[Dataset rows]
* * * * * * * * *

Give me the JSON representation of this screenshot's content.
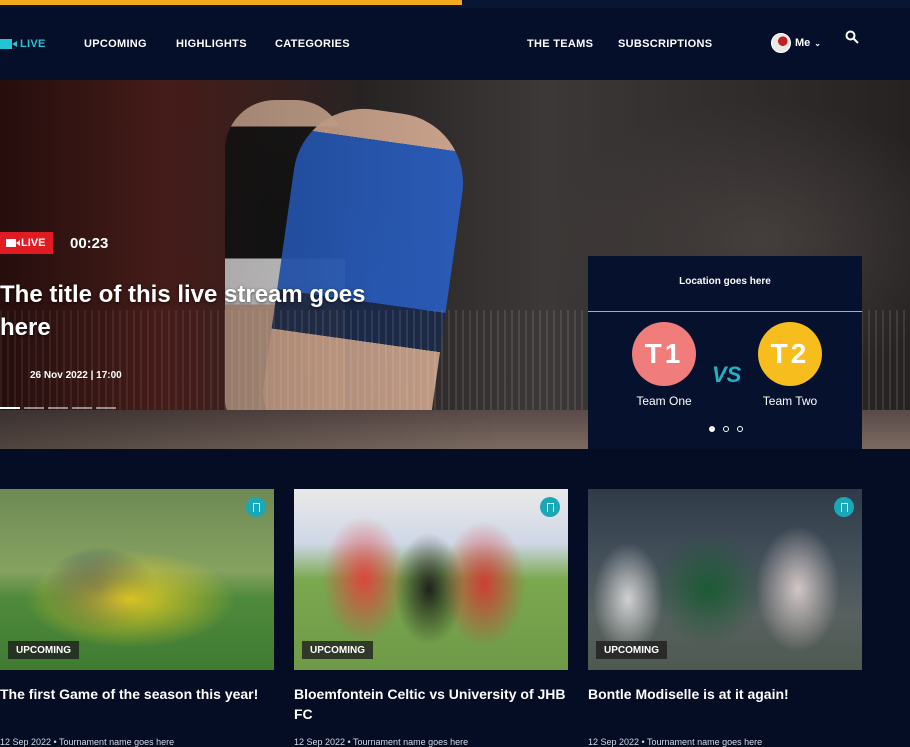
{
  "colors": {
    "accent": "#f2a91d",
    "live_red": "#e11b22",
    "teal": "#1fb3c4",
    "team_one": "#f07c7c",
    "team_two": "#f6bd1d",
    "background": "#040d24"
  },
  "nav": {
    "live": "LIVE",
    "upcoming": "UPCOMING",
    "highlights": "HIGHLIGHTS",
    "categories": "CATEGORIES",
    "the_teams": "THE TEAMS",
    "subscriptions": "SUBSCRIPTIONS",
    "me": "Me",
    "chevron": "⌄",
    "icons": [
      "video-camera-icon",
      "avatar",
      "chevron-down-icon",
      "search-icon"
    ]
  },
  "hero": {
    "live_badge": "LIVE",
    "timer": "00:23",
    "title": "The title of this live stream goes here",
    "date": "26 Nov 2022 | 17:00",
    "slides": 5,
    "active_slide": 1
  },
  "match": {
    "location": "Location goes here",
    "team_one": {
      "short": "T1",
      "name": "Team One"
    },
    "vs": "VS",
    "team_two": {
      "short": "T2",
      "name": "Team Two"
    },
    "pages": 3,
    "active_page": 1
  },
  "cards": [
    {
      "tag": "UPCOMING",
      "title": "The first Game of the season this year!",
      "meta": "12 Sep 2022  •  Tournament name goes here"
    },
    {
      "tag": "UPCOMING",
      "title": "Bloemfontein Celtic vs University of JHB FC",
      "meta": "12 Sep 2022  •  Tournament name goes here"
    },
    {
      "tag": "UPCOMING",
      "title": "Bontle Modiselle is at it again!",
      "meta": "12 Sep 2022  •  Tournament name goes here"
    }
  ]
}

* * * * * * * * *

JOB =>
Every entry above is to be set down exactly; the pictures are to be left out.

RESULT OF THIS EXERCISE =>
Give me the JSON representation of this screenshot's content.
{
  "colors": {
    "accent": "#f2a91d",
    "live_red": "#e11b22",
    "teal": "#1fb3c4",
    "team_one": "#f07c7c",
    "team_two": "#f6bd1d",
    "background": "#040d24"
  },
  "nav": {
    "live": "LIVE",
    "upcoming": "UPCOMING",
    "highlights": "HIGHLIGHTS",
    "categories": "CATEGORIES",
    "the_teams": "THE TEAMS",
    "subscriptions": "SUBSCRIPTIONS",
    "me": "Me",
    "chevron": "⌄",
    "icons": [
      "video-camera-icon",
      "avatar",
      "chevron-down-icon",
      "search-icon"
    ]
  },
  "hero": {
    "live_badge": "LIVE",
    "timer": "00:23",
    "title": "The title of this live stream goes here",
    "date": "26 Nov 2022 | 17:00",
    "slides": 5,
    "active_slide": 1
  },
  "match": {
    "location": "Location goes here",
    "team_one": {
      "short": "T1",
      "name": "Team One"
    },
    "vs": "VS",
    "team_two": {
      "short": "T2",
      "name": "Team Two"
    },
    "pages": 3,
    "active_page": 1
  },
  "cards": [
    {
      "tag": "UPCOMING",
      "title": "The first Game of the season this year!",
      "meta": "12 Sep 2022  •  Tournament name goes here"
    },
    {
      "tag": "UPCOMING",
      "title": "Bloemfontein Celtic vs University of JHB FC",
      "meta": "12 Sep 2022  •  Tournament name goes here"
    },
    {
      "tag": "UPCOMING",
      "title": "Bontle Modiselle is at it again!",
      "meta": "12 Sep 2022  •  Tournament name goes here"
    }
  ]
}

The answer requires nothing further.